-- BEGIN Extracted material --

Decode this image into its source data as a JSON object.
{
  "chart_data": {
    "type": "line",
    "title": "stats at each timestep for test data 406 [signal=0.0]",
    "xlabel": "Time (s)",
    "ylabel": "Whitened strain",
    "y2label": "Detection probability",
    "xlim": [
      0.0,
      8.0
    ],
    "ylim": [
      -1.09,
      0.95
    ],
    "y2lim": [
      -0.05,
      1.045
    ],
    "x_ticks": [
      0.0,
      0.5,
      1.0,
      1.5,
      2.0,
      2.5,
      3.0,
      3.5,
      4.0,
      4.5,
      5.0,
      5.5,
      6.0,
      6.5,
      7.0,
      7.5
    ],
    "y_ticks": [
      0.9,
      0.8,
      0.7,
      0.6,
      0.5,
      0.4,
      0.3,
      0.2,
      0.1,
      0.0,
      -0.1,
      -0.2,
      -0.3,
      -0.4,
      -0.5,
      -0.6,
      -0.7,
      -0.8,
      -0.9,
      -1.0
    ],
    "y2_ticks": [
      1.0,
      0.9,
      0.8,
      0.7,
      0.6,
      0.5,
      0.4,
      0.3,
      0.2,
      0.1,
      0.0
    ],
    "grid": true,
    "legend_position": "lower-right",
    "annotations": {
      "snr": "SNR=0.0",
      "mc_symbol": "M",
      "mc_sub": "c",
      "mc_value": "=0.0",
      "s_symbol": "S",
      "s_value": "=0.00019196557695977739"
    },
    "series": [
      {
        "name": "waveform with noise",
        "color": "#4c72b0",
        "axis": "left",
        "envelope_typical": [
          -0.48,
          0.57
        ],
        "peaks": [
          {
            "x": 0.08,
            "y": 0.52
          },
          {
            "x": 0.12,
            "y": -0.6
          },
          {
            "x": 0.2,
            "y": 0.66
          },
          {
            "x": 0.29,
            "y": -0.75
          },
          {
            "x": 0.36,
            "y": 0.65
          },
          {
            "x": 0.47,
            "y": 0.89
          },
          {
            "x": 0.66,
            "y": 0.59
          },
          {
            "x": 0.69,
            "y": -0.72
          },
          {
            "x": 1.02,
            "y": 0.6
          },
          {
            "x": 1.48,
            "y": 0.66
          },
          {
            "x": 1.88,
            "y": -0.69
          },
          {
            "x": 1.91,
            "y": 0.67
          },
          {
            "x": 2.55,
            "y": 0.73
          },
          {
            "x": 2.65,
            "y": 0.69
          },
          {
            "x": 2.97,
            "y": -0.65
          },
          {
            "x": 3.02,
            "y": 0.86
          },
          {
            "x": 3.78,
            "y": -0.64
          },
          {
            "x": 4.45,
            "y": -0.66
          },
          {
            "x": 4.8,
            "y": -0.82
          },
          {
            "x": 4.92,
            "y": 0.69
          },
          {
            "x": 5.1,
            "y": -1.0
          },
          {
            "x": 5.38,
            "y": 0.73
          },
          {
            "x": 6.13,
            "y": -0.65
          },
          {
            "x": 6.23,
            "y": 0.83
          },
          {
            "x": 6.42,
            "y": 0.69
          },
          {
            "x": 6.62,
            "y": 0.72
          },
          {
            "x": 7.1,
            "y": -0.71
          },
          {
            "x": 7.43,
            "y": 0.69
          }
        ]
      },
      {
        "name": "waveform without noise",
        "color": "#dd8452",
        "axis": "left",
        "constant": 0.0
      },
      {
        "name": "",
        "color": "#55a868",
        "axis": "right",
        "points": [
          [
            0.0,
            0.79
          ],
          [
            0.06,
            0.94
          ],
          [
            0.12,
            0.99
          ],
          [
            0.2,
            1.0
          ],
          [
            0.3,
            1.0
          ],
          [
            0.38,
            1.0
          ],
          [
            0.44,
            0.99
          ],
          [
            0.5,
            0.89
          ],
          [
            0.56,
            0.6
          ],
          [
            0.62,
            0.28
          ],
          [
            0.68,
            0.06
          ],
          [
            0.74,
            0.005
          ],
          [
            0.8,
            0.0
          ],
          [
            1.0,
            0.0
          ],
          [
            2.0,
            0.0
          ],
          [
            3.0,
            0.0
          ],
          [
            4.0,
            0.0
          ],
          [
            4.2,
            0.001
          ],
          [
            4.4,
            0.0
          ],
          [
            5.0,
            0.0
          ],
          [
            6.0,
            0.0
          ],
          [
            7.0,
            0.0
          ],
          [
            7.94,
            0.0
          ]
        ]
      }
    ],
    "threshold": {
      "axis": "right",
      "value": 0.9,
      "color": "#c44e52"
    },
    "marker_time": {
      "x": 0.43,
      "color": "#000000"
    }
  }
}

-- END Extracted material --

**Directions:**
Scan the material and collect every line that contains "noise".

**Task answer:**
        "name": "waveform with noise",
        "name": "waveform without noise",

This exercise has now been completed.